# TASK DETAILS
Every record should be written out exactly, please.
[TASK DATA start]
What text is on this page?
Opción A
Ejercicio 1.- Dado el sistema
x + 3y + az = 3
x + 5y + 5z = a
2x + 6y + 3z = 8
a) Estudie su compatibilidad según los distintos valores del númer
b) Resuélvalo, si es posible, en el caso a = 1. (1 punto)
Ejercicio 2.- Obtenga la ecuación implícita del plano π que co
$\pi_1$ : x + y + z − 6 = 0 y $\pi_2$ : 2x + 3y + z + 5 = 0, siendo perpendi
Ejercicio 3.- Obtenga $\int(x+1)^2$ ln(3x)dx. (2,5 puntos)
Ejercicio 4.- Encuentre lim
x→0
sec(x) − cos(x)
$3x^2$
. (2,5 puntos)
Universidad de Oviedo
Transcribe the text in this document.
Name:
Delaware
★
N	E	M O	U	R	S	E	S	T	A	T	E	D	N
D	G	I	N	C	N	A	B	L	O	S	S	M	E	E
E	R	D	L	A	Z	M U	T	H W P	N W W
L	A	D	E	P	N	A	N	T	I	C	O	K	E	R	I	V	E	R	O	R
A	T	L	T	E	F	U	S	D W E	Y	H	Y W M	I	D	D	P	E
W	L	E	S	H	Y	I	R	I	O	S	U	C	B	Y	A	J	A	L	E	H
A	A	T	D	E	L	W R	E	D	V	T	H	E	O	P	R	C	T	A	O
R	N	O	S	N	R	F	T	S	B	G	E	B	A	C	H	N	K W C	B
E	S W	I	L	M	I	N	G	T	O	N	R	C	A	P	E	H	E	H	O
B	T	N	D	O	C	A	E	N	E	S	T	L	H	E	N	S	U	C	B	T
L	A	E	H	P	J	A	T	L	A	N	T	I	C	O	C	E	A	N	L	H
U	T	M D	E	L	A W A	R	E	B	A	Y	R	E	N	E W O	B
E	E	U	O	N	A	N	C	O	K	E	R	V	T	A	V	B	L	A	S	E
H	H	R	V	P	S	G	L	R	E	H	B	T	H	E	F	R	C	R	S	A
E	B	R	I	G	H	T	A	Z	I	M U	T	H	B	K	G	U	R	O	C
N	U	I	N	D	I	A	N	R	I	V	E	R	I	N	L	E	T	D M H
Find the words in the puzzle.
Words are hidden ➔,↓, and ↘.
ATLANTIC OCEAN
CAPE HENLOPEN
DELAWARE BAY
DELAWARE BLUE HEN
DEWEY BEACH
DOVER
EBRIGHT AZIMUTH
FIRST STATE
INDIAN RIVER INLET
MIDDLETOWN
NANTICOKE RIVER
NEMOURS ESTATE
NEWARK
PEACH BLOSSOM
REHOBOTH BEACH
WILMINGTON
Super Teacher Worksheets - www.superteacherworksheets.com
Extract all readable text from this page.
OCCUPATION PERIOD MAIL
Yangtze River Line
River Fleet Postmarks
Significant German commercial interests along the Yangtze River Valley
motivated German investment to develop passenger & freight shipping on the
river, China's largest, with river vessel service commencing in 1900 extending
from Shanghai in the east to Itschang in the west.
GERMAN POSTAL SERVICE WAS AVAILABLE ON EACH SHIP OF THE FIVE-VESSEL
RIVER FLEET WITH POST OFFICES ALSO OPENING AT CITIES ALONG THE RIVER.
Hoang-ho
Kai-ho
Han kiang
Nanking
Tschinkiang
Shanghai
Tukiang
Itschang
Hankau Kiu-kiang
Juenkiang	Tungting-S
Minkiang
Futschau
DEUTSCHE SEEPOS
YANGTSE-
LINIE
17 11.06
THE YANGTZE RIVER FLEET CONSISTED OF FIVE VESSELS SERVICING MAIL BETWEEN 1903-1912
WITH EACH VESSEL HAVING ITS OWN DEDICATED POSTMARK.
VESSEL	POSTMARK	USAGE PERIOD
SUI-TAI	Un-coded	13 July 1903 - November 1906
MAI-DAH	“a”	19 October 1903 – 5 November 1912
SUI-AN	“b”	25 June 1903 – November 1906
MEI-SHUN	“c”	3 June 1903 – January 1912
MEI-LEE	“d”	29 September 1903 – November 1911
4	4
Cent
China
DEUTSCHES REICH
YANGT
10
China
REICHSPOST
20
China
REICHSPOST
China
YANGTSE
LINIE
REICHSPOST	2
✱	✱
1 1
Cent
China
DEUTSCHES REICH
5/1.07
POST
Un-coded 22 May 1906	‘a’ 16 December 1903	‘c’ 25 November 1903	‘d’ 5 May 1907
[TASK DATA end]
# FULL ANSWER
What text is on this page?
Opción A
Ejercicio 1.- Dado el sistema
x + 3y + az = 3
x + 5y + 5z = a
2x + 6y + 3z = 8
a) Estudie su compatibilidad según los distintos valores del númer
b) Resuélvalo, si es posible, en el caso a = 1. (1 punto)
Ejercicio 2.- Obtenga la ecuación implícita del plano π que co
$\pi_1$ : x + y + z − 6 = 0 y $\pi_2$ : 2x + 3y + z + 5 = 0, siendo perpendi
Ejercicio 3.- Obtenga $\int(x+1)^2$ ln(3x)dx. (2,5 puntos)
Ejercicio 4.- Encuentre lim
x→0
sec(x) − cos(x)
$3x^2$
. (2,5 puntos)
Universidad de Oviedo
Transcribe the text in this document.
Name:
Delaware
★
N	E	M O	U	R	S	E	S	T	A	T	E	D	N
D	G	I	N	C	N	A	B	L	O	S	S	M	E	E
E	R	D	L	A	Z	M U	T	H W P	N W W
L	A	D	E	P	N	A	N	T	I	C	O	K	E	R	I	V	E	R	O	R
A	T	L	T	E	F	U	S	D W E	Y	H	Y W M	I	D	D	P	E
W	L	E	S	H	Y	I	R	I	O	S	U	C	B	Y	A	J	A	L	E	H
A	A	T	D	E	L	W R	E	D	V	T	H	E	O	P	R	C	T	A	O
R	N	O	S	N	R	F	T	S	B	G	E	B	A	C	H	N	K W C	B
E	S W	I	L	M	I	N	G	T	O	N	R	C	A	P	E	H	E	H	O
B	T	N	D	O	C	A	E	N	E	S	T	L	H	E	N	S	U	C	B	T
L	A	E	H	P	J	A	T	L	A	N	T	I	C	O	C	E	A	N	L	H
U	T	M D	E	L	A W A	R	E	B	A	Y	R	E	N	E W O	B
E	E	U	O	N	A	N	C	O	K	E	R	V	T	A	V	B	L	A	S	E
H	H	R	V	P	S	G	L	R	E	H	B	T	H	E	F	R	C	R	S	A
E	B	R	I	G	H	T	A	Z	I	M U	T	H	B	K	G	U	R	O	C
N	U	I	N	D	I	A	N	R	I	V	E	R	I	N	L	E	T	D M H
Find the words in the puzzle.
Words are hidden ➔,↓, and ↘.
ATLANTIC OCEAN
CAPE HENLOPEN
DELAWARE BAY
DELAWARE BLUE HEN
DEWEY BEACH
DOVER
EBRIGHT AZIMUTH
FIRST STATE
INDIAN RIVER INLET
MIDDLETOWN
NANTICOKE RIVER
NEMOURS ESTATE
NEWARK
PEACH BLOSSOM
REHOBOTH BEACH
WILMINGTON
Super Teacher Worksheets - www.superteacherworksheets.com
Extract all readable text from this page.
OCCUPATION PERIOD MAIL
Yangtze River Line
River Fleet Postmarks
Significant German commercial interests along the Yangtze River Valley
motivated German investment to develop passenger & freight shipping on the
river, China's largest, with river vessel service commencing in 1900 extending
from Shanghai in the east to Itschang in the west.
GERMAN POSTAL SERVICE WAS AVAILABLE ON EACH SHIP OF THE FIVE-VESSEL
RIVER FLEET WITH POST OFFICES ALSO OPENING AT CITIES ALONG THE RIVER.
Hoang-ho
Kai-ho
Han kiang
Nanking
Tschinkiang
Shanghai
Tukiang
Itschang
Hankau Kiu-kiang
Juenkiang	Tungting-S
Minkiang
Futschau
DEUTSCHE SEEPOS
YANGTSE-
LINIE
17 11.06
THE YANGTZE RIVER FLEET CONSISTED OF FIVE VESSELS SERVICING MAIL BETWEEN 1903-1912
WITH EACH VESSEL HAVING ITS OWN DEDICATED POSTMARK.
VESSEL	POSTMARK	USAGE PERIOD
SUI-TAI	Un-coded	13 July 1903 - November 1906
MAI-DAH	“a”	19 October 1903 – 5 November 1912
SUI-AN	“b”	25 June 1903 – November 1906
MEI-SHUN	“c”	3 June 1903 – January 1912
MEI-LEE	“d”	29 September 1903 – November 1911
4	4
Cent
China
DEUTSCHES REICH
YANGT
10
China
REICHSPOST
20
China
REICHSPOST
China
YANGTSE
LINIE
REICHSPOST	2
✱	✱
1 1
Cent
China
DEUTSCHES REICH
5/1.07
POST
Un-coded 22 May 1906	‘a’ 16 December 1903	‘c’ 25 November 1903	‘d’ 5 May 1907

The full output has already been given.